[START OF RECORD EXCERPTS]

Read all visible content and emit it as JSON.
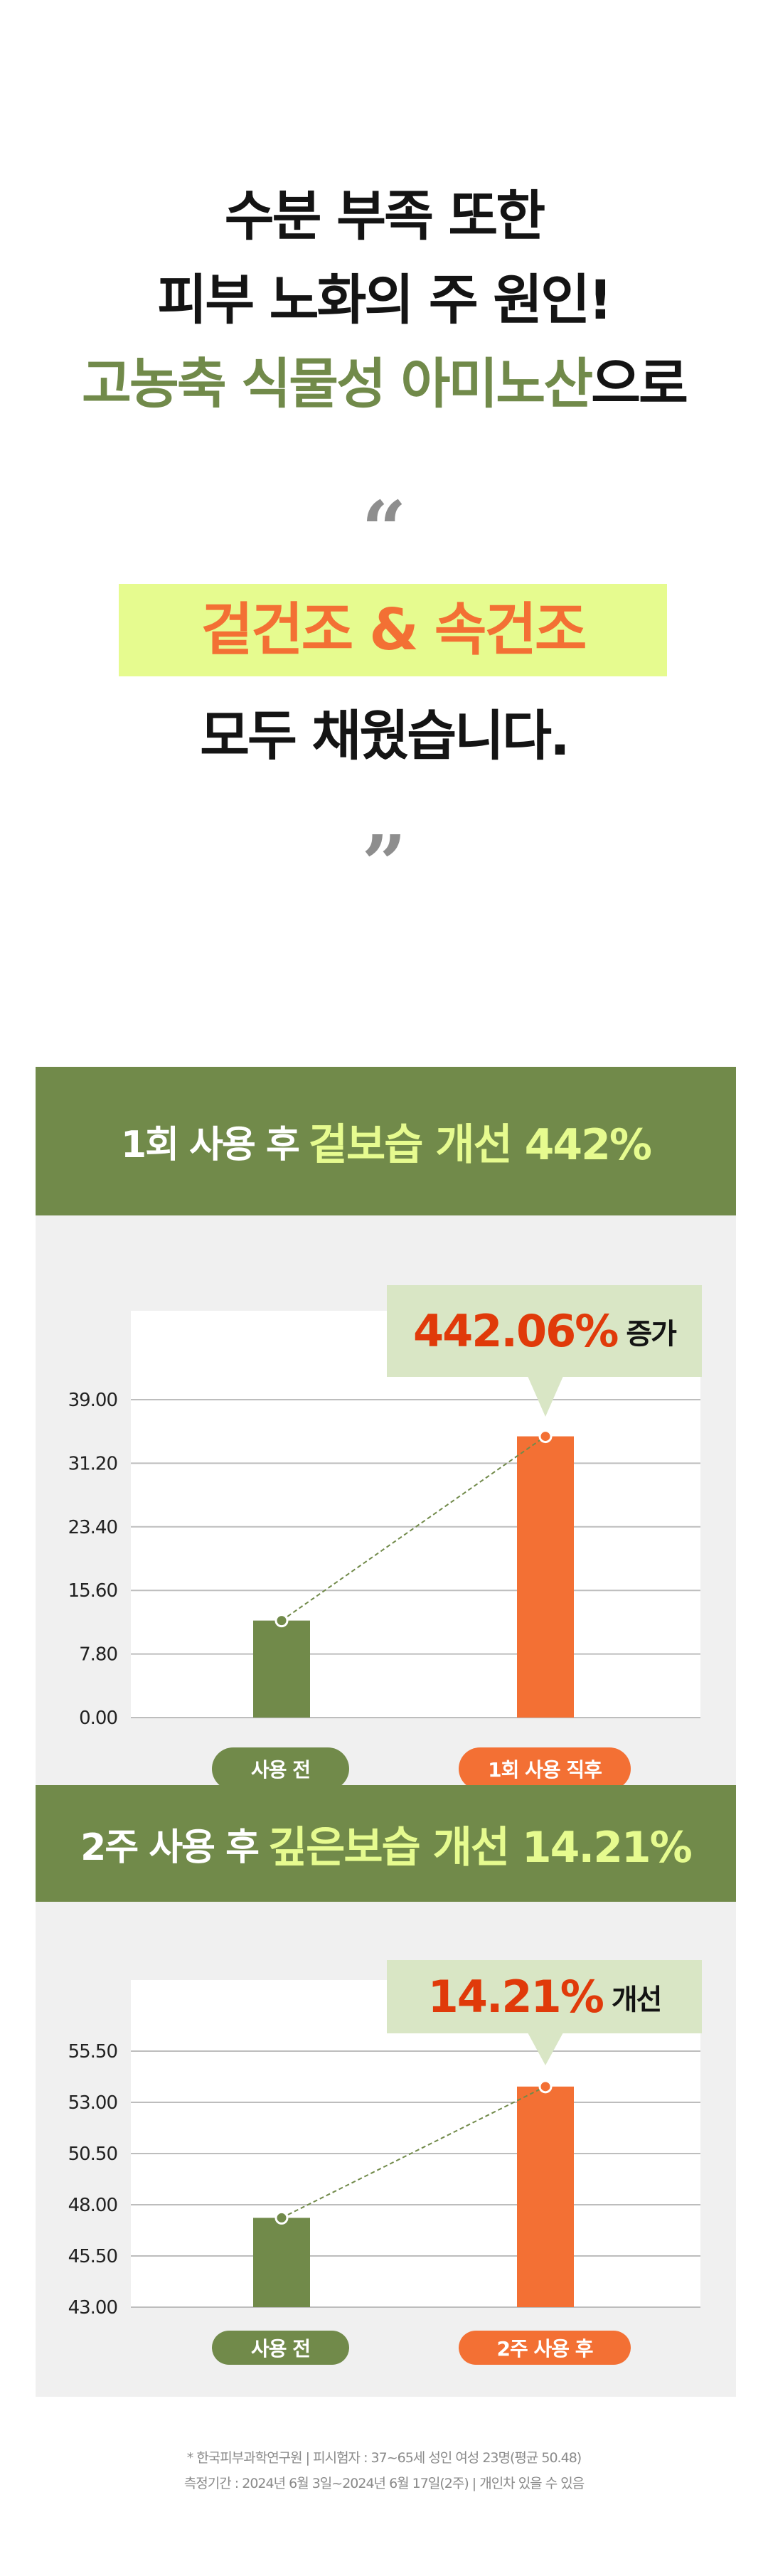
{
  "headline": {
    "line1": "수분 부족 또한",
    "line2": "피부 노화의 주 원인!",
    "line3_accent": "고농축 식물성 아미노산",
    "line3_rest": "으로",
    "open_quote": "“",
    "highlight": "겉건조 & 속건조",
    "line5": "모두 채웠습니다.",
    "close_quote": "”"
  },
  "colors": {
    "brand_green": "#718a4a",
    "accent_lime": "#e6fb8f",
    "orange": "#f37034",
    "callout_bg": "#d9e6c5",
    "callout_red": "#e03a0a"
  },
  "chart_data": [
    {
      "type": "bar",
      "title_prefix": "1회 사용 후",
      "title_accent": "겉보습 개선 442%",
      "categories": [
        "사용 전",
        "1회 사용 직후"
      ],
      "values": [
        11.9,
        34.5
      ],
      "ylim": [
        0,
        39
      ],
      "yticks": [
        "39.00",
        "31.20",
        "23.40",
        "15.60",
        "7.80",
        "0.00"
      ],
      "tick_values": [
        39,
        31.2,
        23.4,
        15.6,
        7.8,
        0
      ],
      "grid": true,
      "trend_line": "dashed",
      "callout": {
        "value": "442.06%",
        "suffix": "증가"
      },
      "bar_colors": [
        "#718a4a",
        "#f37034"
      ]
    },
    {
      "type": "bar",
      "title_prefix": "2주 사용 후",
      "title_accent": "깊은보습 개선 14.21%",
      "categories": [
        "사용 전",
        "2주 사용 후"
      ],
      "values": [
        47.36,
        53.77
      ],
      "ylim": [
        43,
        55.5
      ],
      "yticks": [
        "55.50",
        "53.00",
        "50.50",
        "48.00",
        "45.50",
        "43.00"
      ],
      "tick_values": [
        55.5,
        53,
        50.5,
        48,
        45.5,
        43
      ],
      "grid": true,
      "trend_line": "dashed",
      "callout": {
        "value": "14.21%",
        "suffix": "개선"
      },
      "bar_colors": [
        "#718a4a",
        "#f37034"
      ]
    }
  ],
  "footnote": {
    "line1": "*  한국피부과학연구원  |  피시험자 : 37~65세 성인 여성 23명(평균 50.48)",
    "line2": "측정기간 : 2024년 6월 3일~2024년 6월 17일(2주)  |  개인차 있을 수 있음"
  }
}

[END OF RECORD EXCERPTS]
[START OF RECORD EXCERPTS]

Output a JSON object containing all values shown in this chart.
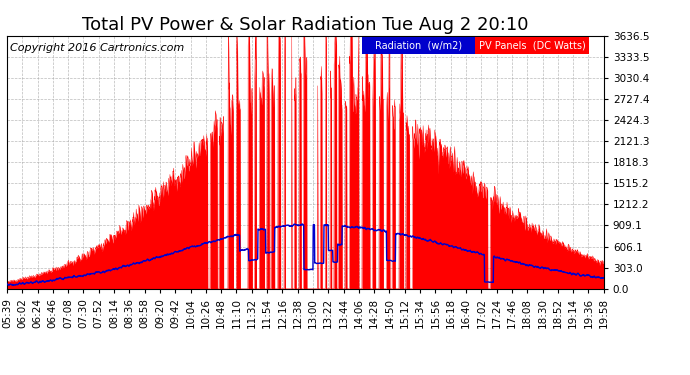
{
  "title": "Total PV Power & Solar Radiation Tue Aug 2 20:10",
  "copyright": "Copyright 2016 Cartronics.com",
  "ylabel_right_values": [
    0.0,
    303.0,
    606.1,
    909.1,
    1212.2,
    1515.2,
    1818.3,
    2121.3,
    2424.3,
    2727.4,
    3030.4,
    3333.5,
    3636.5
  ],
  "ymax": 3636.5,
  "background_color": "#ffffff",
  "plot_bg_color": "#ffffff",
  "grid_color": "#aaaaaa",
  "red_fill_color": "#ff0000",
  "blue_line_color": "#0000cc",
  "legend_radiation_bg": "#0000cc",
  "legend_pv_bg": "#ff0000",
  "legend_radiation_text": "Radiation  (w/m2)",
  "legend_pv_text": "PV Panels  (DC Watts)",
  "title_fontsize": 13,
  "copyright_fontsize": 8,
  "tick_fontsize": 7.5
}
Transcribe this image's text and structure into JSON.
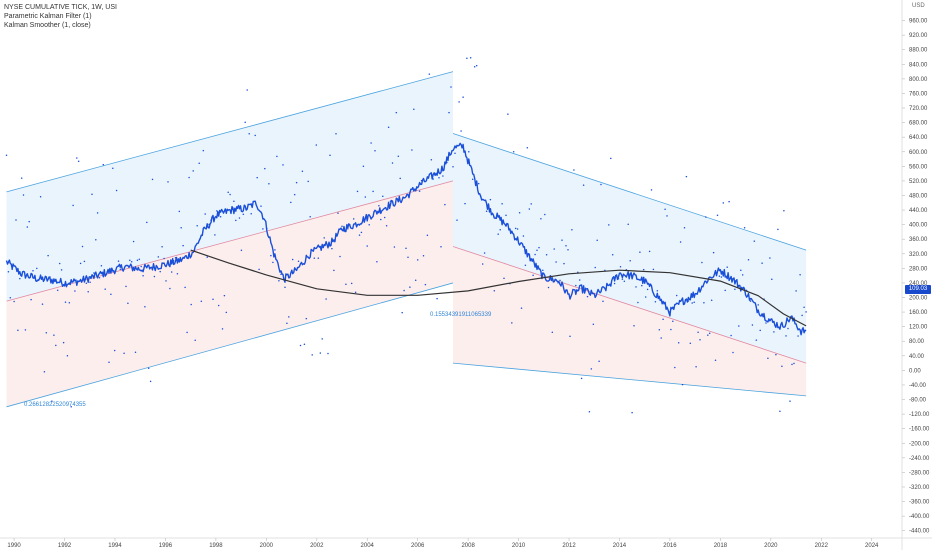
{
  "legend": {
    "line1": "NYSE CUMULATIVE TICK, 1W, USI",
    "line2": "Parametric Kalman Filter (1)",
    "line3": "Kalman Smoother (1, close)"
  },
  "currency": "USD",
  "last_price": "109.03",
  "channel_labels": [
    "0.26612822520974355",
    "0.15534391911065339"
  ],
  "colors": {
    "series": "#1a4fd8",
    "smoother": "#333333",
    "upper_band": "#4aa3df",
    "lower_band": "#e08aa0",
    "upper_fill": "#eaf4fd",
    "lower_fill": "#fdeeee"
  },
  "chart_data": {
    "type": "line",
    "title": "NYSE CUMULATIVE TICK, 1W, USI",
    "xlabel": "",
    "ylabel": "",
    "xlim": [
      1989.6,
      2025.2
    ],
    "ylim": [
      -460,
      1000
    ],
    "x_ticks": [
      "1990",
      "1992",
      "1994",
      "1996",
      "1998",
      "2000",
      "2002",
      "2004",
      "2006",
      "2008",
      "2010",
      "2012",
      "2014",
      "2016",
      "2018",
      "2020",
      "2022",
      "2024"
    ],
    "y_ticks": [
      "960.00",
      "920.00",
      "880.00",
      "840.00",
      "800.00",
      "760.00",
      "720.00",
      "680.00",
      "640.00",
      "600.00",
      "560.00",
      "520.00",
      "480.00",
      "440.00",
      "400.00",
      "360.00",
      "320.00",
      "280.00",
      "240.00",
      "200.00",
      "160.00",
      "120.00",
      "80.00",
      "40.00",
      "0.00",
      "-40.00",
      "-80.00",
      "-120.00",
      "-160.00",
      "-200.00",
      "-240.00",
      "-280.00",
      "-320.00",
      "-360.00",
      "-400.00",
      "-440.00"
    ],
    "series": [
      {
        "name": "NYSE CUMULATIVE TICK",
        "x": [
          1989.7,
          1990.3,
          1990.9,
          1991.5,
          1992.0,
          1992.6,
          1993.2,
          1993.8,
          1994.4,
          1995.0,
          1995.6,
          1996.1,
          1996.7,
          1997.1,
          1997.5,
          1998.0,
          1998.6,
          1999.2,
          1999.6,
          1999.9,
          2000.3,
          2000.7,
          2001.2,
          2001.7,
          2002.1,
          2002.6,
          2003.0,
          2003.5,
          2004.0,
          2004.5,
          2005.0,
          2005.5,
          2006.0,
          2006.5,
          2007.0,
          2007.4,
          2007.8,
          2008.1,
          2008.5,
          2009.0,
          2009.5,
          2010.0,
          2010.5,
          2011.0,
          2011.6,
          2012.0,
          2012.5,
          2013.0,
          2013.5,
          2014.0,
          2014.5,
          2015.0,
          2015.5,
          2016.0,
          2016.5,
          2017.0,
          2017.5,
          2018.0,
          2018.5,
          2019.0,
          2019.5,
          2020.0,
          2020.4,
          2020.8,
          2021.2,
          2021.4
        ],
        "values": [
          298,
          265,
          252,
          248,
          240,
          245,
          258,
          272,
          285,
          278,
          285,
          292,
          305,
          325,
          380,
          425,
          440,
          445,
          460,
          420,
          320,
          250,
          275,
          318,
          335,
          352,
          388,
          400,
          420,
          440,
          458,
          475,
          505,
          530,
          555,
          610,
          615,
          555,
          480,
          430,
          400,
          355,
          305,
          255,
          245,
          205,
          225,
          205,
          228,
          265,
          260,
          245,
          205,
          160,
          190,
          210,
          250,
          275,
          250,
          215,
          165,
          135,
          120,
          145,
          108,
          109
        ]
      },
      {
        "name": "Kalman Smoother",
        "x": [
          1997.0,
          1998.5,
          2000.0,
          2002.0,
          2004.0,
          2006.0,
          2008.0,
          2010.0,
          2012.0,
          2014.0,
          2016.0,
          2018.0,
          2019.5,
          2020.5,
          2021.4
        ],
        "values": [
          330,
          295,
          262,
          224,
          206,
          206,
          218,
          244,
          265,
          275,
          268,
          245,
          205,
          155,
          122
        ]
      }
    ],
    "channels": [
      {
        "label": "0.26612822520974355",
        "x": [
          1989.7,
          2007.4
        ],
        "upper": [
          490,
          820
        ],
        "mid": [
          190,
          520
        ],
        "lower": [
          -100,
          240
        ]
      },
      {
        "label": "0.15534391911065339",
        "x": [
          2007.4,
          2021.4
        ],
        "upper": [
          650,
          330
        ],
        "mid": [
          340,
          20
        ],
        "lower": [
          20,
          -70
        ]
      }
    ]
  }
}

[END OF RECORD EXCERPTS]

▶ SHORT TASK: In the material above, how many lines hold the word "NYSE"? Say only the number.

▶ EXPECTED OUTPUT: 3